[Begin]

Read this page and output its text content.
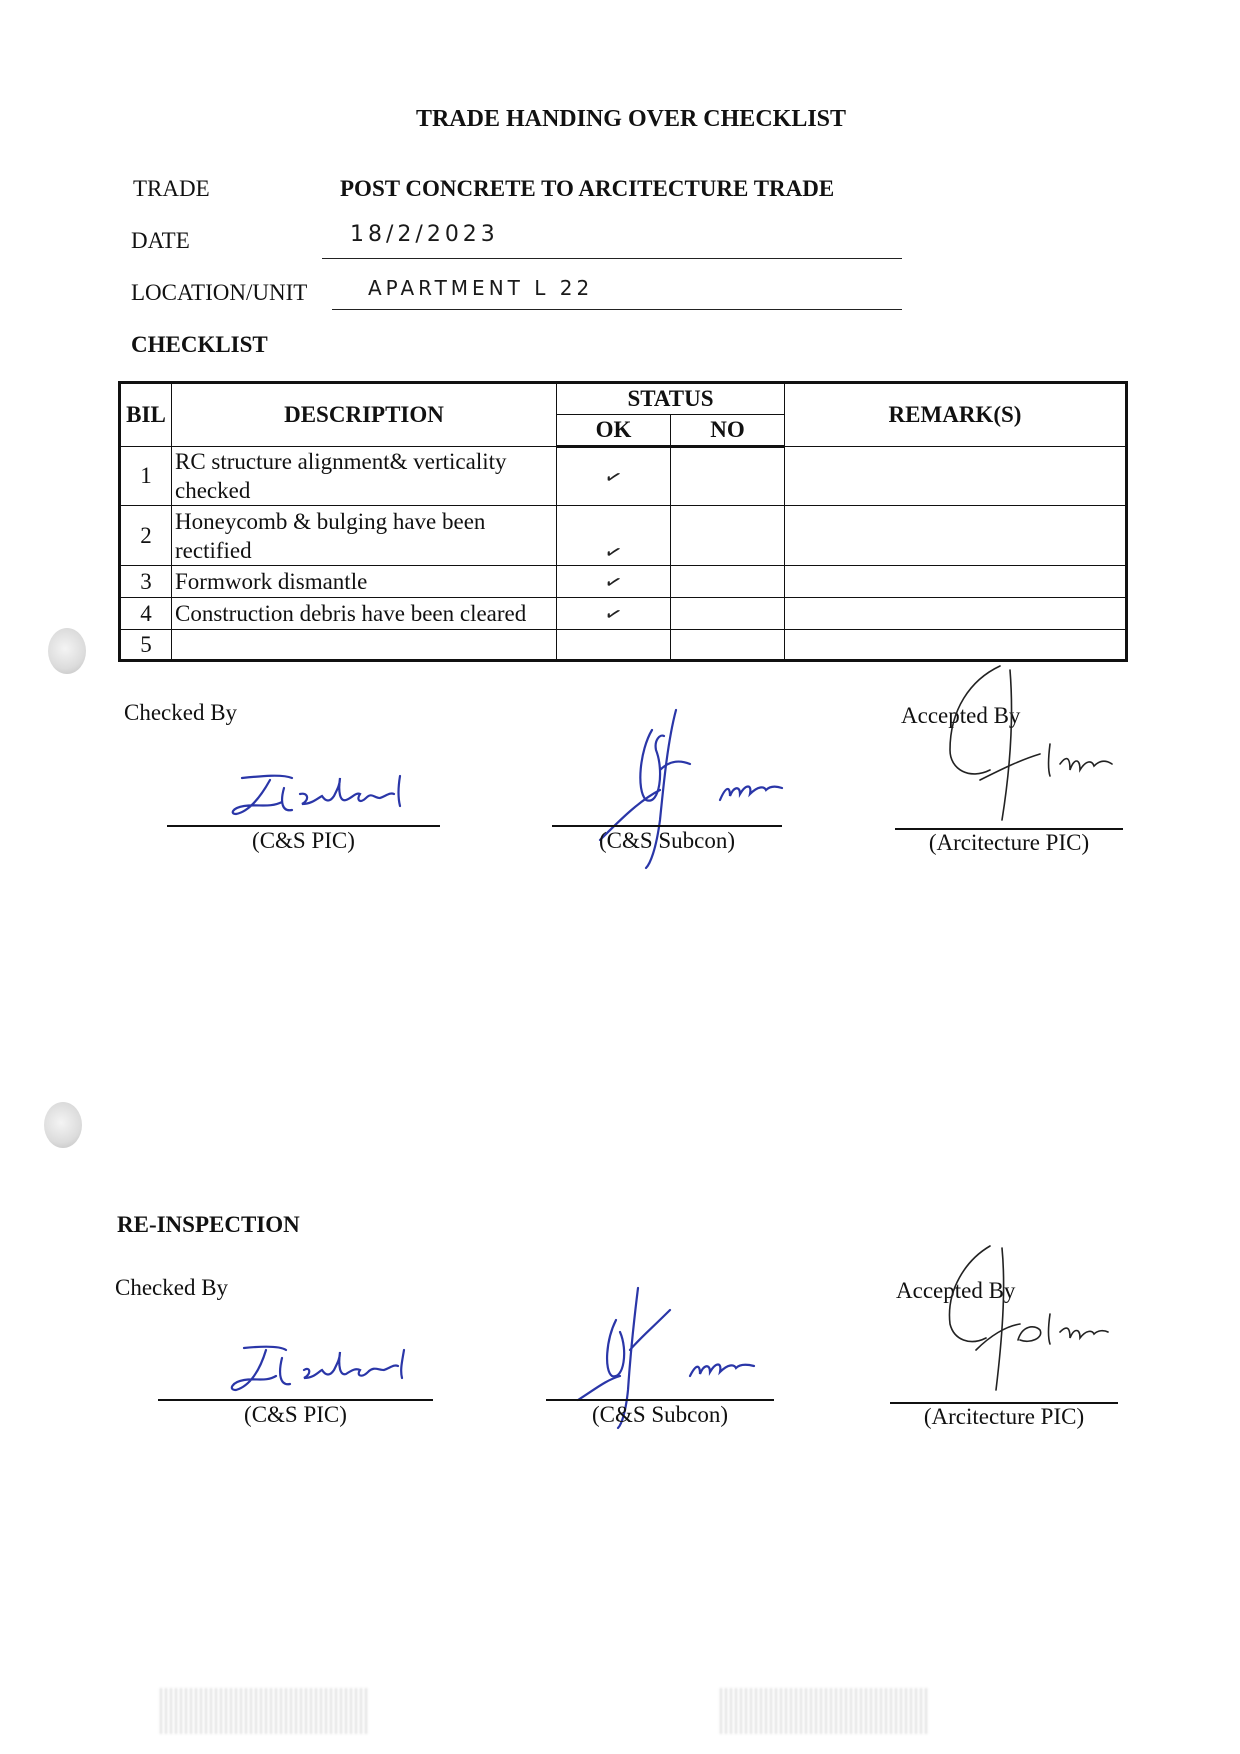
TRADE HANDING OVER CHECKLIST
TRADE	POST CONCRETE TO ARCITECTURE TRADE
DATE	18/2/2023
LOCATION/UNIT	APARTMENT L 22
CHECKLIST
BIL	DESCRIPTION	STATUS		REMARK(S)
		OK	NO	
1	RC structure alignment& verticality checked	✓		
2	Honeycomb & bulging have been rectified	✓		
3	Formwork dismantle	✓		
4	Construction debris have been cleared	✓		
5				
Checked By	Accepted By
(C&S PIC)	(C&S Subcon)	(Arcitecture PIC)
RE-INSPECTION
Checked By	Accepted By
(C&S PIC)	(C&S Subcon)	(Arcitecture PIC)
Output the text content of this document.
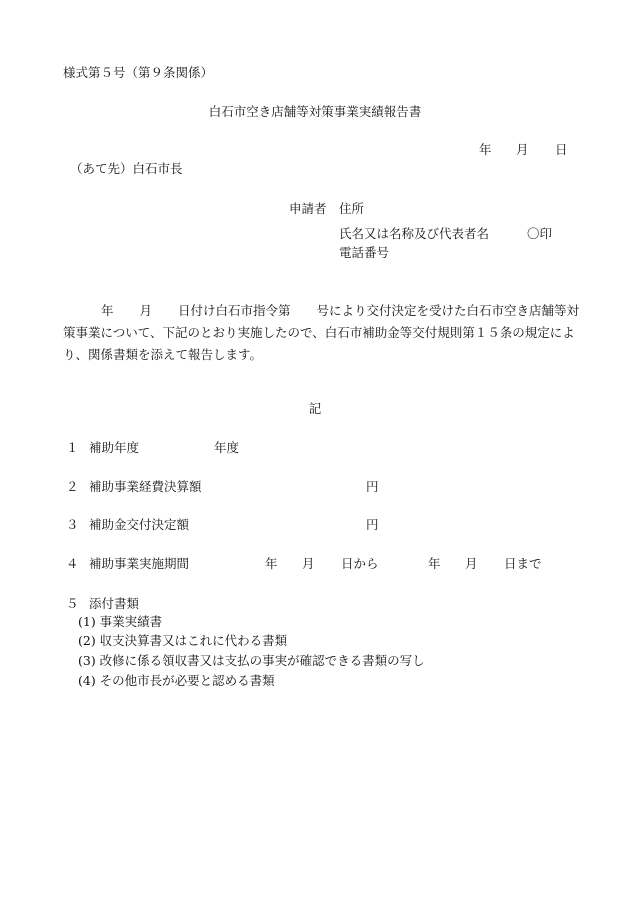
様式第５号（第９条関係）
白石市空き店舗等対策事業実績報告書
年 月 日
（あて先）白石市長
申請者 住所
氏名又は名称及び代表者名	〇印
電話番号
年 月 日付け白石市指令第 号により交付決定を受けた白石市空き店舗等対策事業について、下記のとおり実施したので、白石市補助金等交付規則第１５条の規定により、関係書類を添えて報告します。
記
１ 補助年度	年度
２ 補助事業経費決算額	円
３ 補助金交付決定額	円
４ 補助事業実施期間	年 月 日から	年 月 日まで
５ 添付書類
(1) 事業実績書
(2) 収支決算書又はこれに代わる書類
(3) 改修に係る領収書又は支払の事実が確認できる書類の写し
(4) その他市長が必要と認める書類
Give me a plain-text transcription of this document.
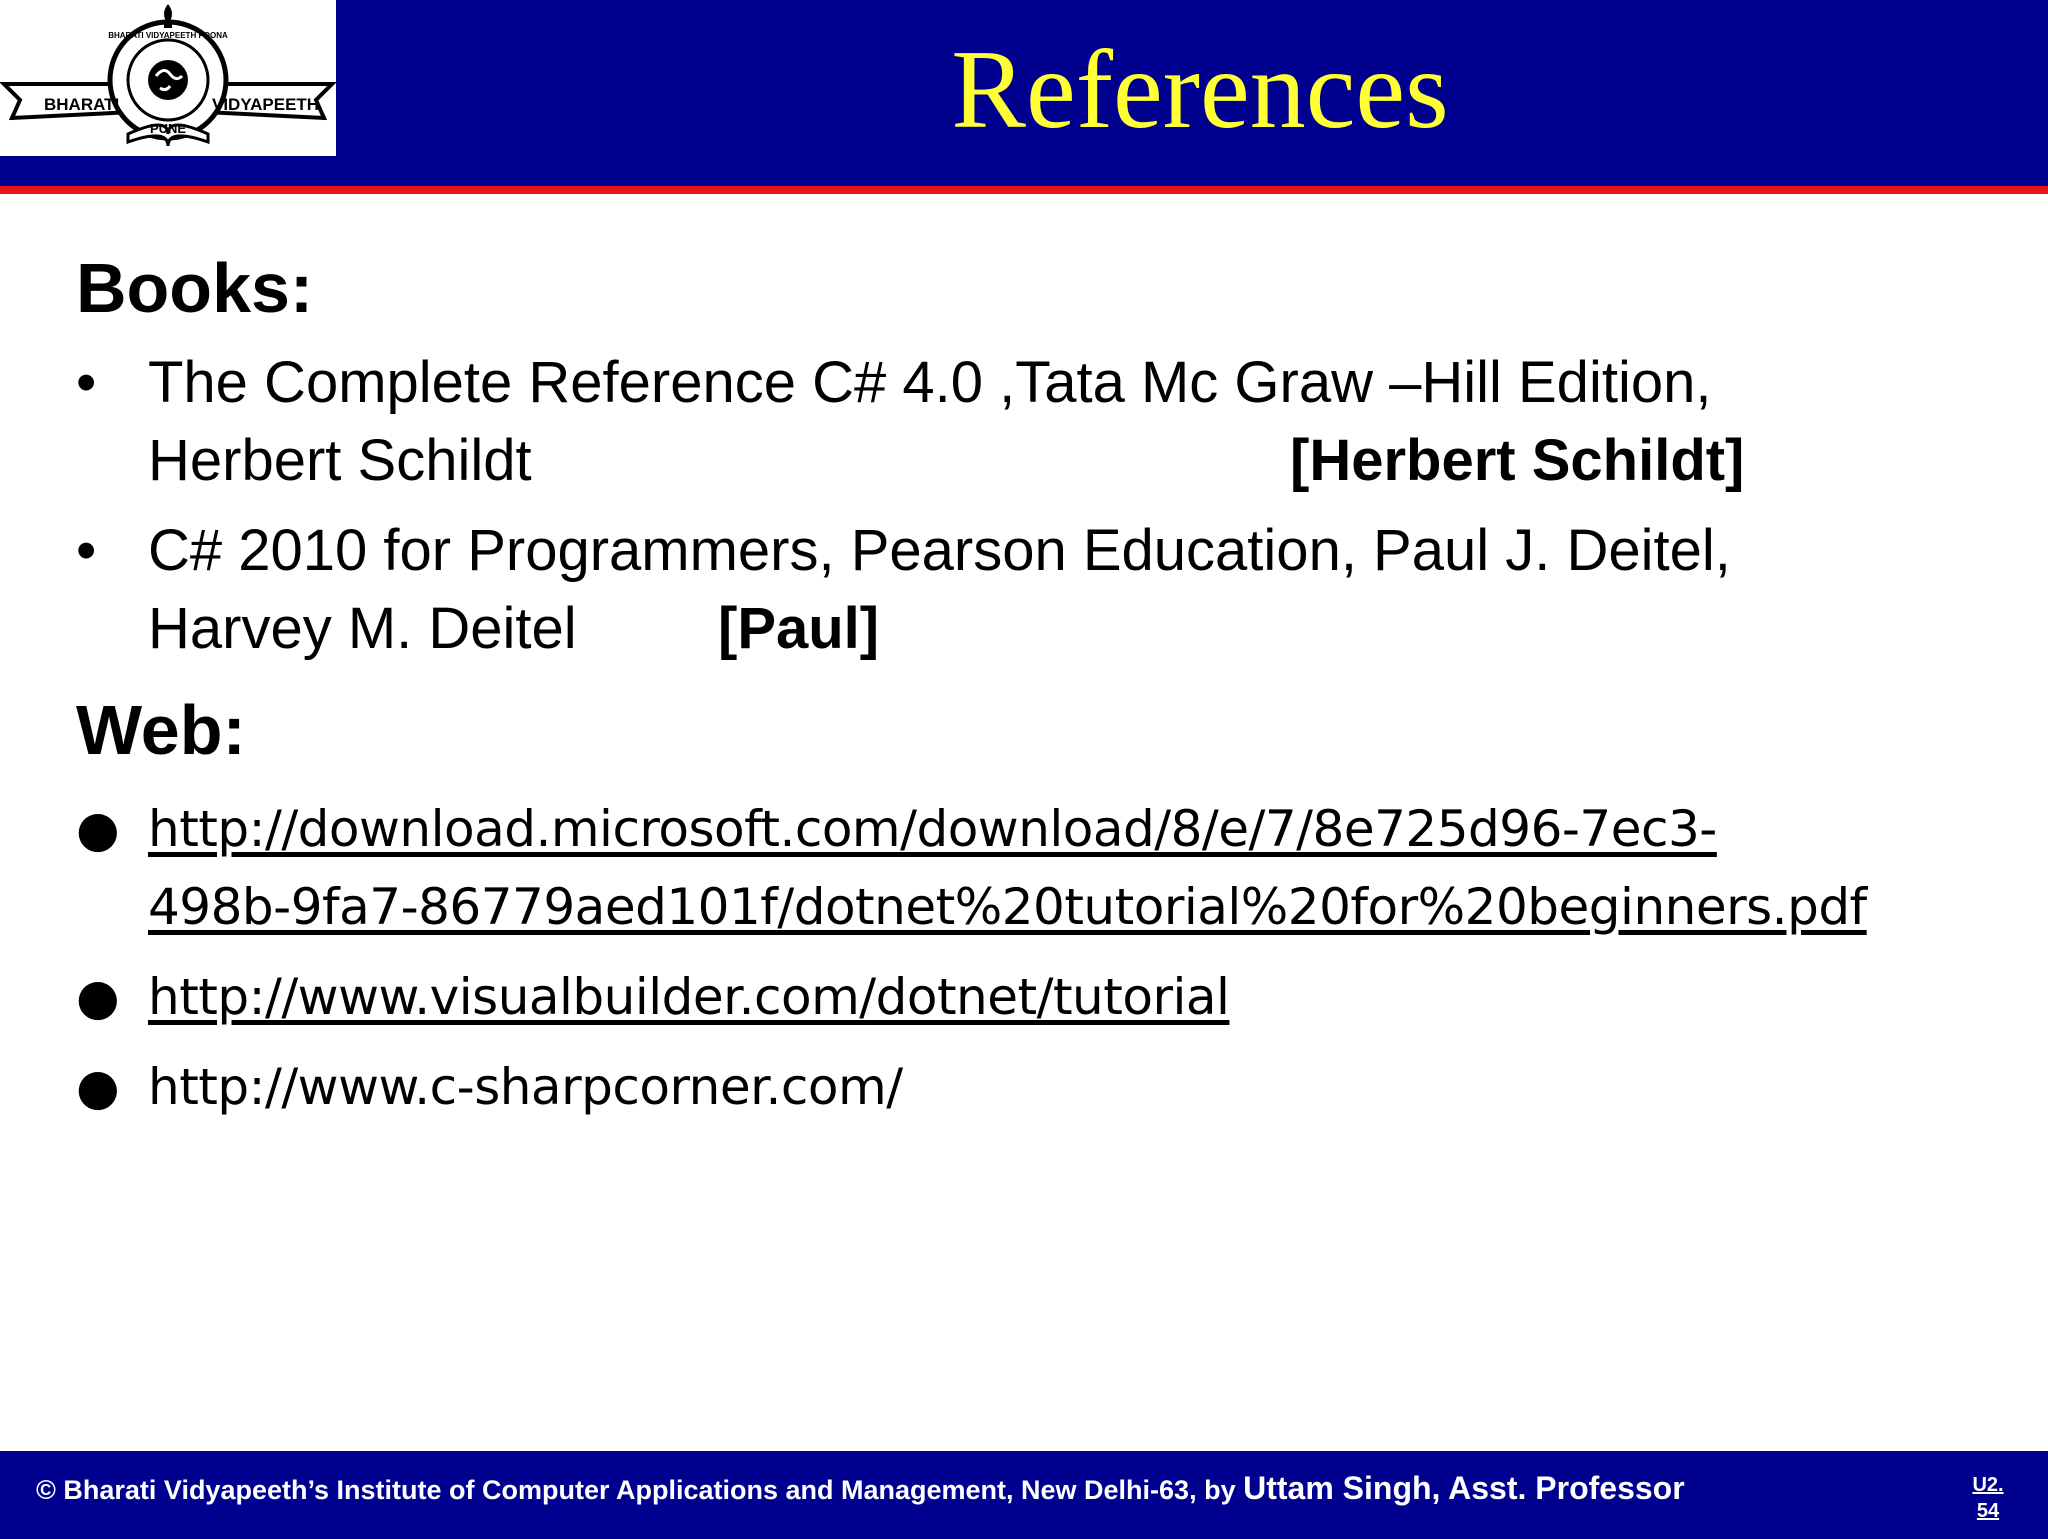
BHARATI	VIDYAPEETH
BHARATI VIDYAPEETH POONA
PUNE	References
Books:
• The Complete Reference C# 4.0 ,Tata Mc Graw –Hill Edition,
Herbert Schildt	[Herbert Schildt]
• C# 2010 for Programmers, Pearson Education, Paul J. Deitel,
Harvey M. Deitel [Paul]
Web:
● http://download.microsoft.com/download/8/e/7/8e725d96-7ec3-
498b-9fa7-86779aed101f/dotnet%20tutorial%20for%20beginners.pdf
● http://www.visualbuilder.com/dotnet/tutorial
● http://www.c-sharpcorner.com/
© Bharati Vidyapeeth’s Institute of Computer Applications and Management, New Delhi-63, by Uttam Singh, Asst. Professor	U2.
54
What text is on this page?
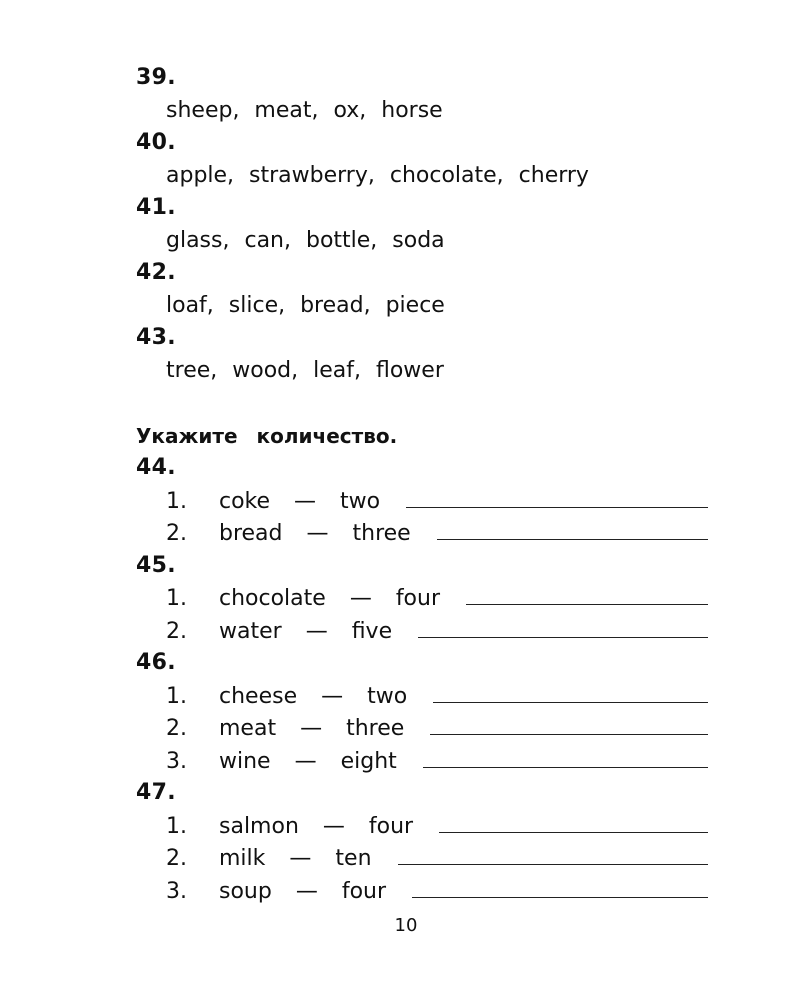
39.
sheep, meat, ox, horse
40.
apple, strawberry, chocolate, cherry
41.
glass, can, bottle, soda
42.
loaf, slice, bread, piece
43.
tree, wood, leaf, flower
Укажите количество.
44.
1.	coke — two
2.	bread — three
45.
1.	chocolate — four
2.	water — five
46.
1.	cheese — two
2.	meat — three
3.	wine — eight
47.
1.	salmon — four
2.	milk — ten
3.	soup — four
10
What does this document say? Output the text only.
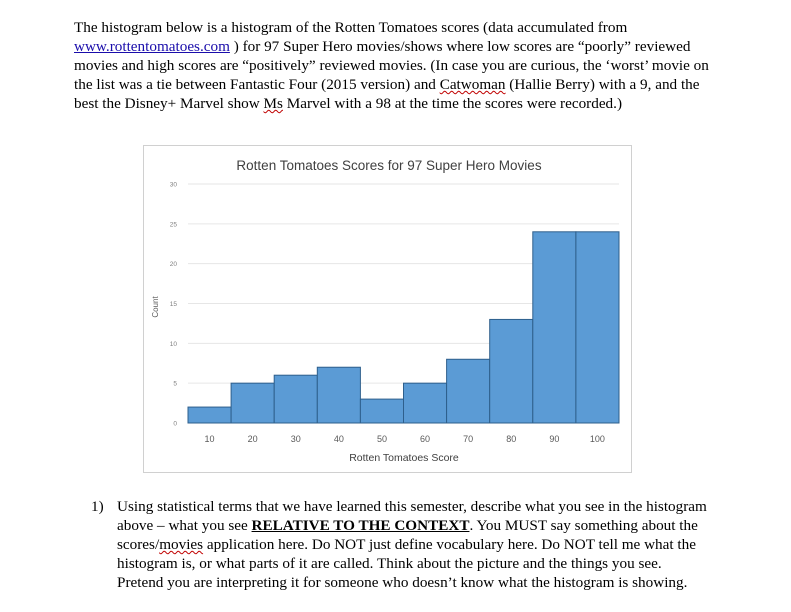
The histogram below is a histogram of the Rotten Tomatoes scores (data accumulated from www.rottentomatoes.com ) for 97 Super Hero movies/shows where low scores are “poorly” reviewed movies and high scores are “positively” reviewed movies. (In case you are curious, the ‘worst’ movie on the list was a tie between Fantastic Four (2015 version) and Catwoman (Hallie Berry) with a 9, and the best the Disney+ Marvel show Ms Marvel with a 98 at the time the scores were recorded.)
0
5
10
15
20
25
30
10	20	30	40	50	60	70	80	90	100
Rotten Tomatoes Scores for 97 Super Hero Movies
Rotten Tomatoes Score
Count
1) Using statistical terms that we have learned this semester, describe what you see in the histogram above – what you see RELATIVE TO THE CONTEXT. You MUST say something about the scores/movies application here. Do NOT just define vocabulary here. Do NOT tell me what the histogram is, or what parts of it are called. Think about the picture and the things you see. Pretend you are interpreting it for someone who doesn’t know what the histogram is showing.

[End]

Copy the whole listing above word for word but do not carry over the pictures.

Read this page and output its text content.
TRADE HANDING OVER CHECKLIST
TRADE	POST CONCRETE TO ARCITECTURE TRADE
DATE	18/2/2023
LOCATION/UNIT	APARTMENT L 22
CHECKLIST
BIL	DESCRIPTION	STATUS		REMARK(S)
		OK	NO	
1	RC structure alignment& verticality checked	✓		
2	Honeycomb & bulging have been rectified	✓		
3	Formwork dismantle	✓		
4	Construction debris have been cleared	✓		
5				
Checked By	Accepted By
(C&S PIC)	(C&S Subcon)	(Arcitecture PIC)
RE-INSPECTION
Checked By	Accepted By
(C&S PIC)	(C&S Subcon)	(Arcitecture PIC)
Output the text content of this document.
様式第５号（第９条関係）
白石市空き店舗等対策事業実績報告書
年 月 日
（あて先）白石市長
申請者 住所
氏名又は名称及び代表者名	〇印
電話番号
年 月 日付け白石市指令第 号により交付決定を受けた白石市空き店舗等対策事業について、下記のとおり実施したので、白石市補助金等交付規則第１５条の規定により、関係書類を添えて報告します。
記
１ 補助年度	年度
２ 補助事業経費決算額	円
３ 補助金交付決定額	円
４ 補助事業実施期間	年 月 日から	年 月 日まで
５ 添付書類
(1) 事業実績書
(2) 収支決算書又はこれに代わる書類
(3) 改修に係る領収書又は支払の事実が確認できる書類の写し
(4) その他市長が必要と認める書類
Give me a plain-text transcription of this document.
BHARATI	VIDYAPEETH
BHARATI VIDYAPEETH POONA
PUNE	References
Books:
• The Complete Reference C# 4.0 ,Tata Mc Graw –Hill Edition,
Herbert Schildt	[Herbert Schildt]
• C# 2010 for Programmers, Pearson Education, Paul J. Deitel,
Harvey M. Deitel [Paul]
Web:
● http://download.microsoft.com/download/8/e/7/8e725d96-7ec3-
498b-9fa7-86779aed101f/dotnet%20tutorial%20for%20beginners.pdf
● http://www.visualbuilder.com/dotnet/tutorial
● http://www.c-sharpcorner.com/
© Bharati Vidyapeeth’s Institute of Computer Applications and Management, New Delhi-63, by Uttam Singh, Asst. Professor	U2.
54
What text is on this page?
39.
sheep, meat, ox, horse
40.
apple, strawberry, chocolate, cherry
41.
glass, can, bottle, soda
42.
loaf, slice, bread, piece
43.
tree, wood, leaf, flower
Укажите количество.
44.
1.	coke — two
2.	bread — three
45.
1.	chocolate — four
2.	water — five
46.
1.	cheese — two
2.	meat — three
3.	wine — eight
47.
1.	salmon — four
2.	milk — ten
3.	soup — four
10
What does this document say? Output the text only.
The histogram below is a histogram of the Rotten Tomatoes scores (data accumulated from www.rottentomatoes.com ) for 97 Super Hero movies/shows where low scores are “poorly” reviewed movies and high scores are “positively” reviewed movies. (In case you are curious, the ‘worst’ movie on the list was a tie between Fantastic Four (2015 version) and Catwoman (Hallie Berry) with a 9, and the best the Disney+ Marvel show Ms Marvel with a 98 at the time the scores were recorded.)
0
5
10
15
20
25
30
10	20	30	40	50	60	70	80	90	100
Rotten Tomatoes Scores for 97 Super Hero Movies
Rotten Tomatoes Score
Count
1) Using statistical terms that we have learned this semester, describe what you see in the histogram above – what you see RELATIVE TO THE CONTEXT. You MUST say something about the scores/movies application here. Do NOT just define vocabulary here. Do NOT tell me what the histogram is, or what parts of it are called. Think about the picture and the things you see. Pretend you are interpreting it for someone who doesn’t know what the histogram is showing.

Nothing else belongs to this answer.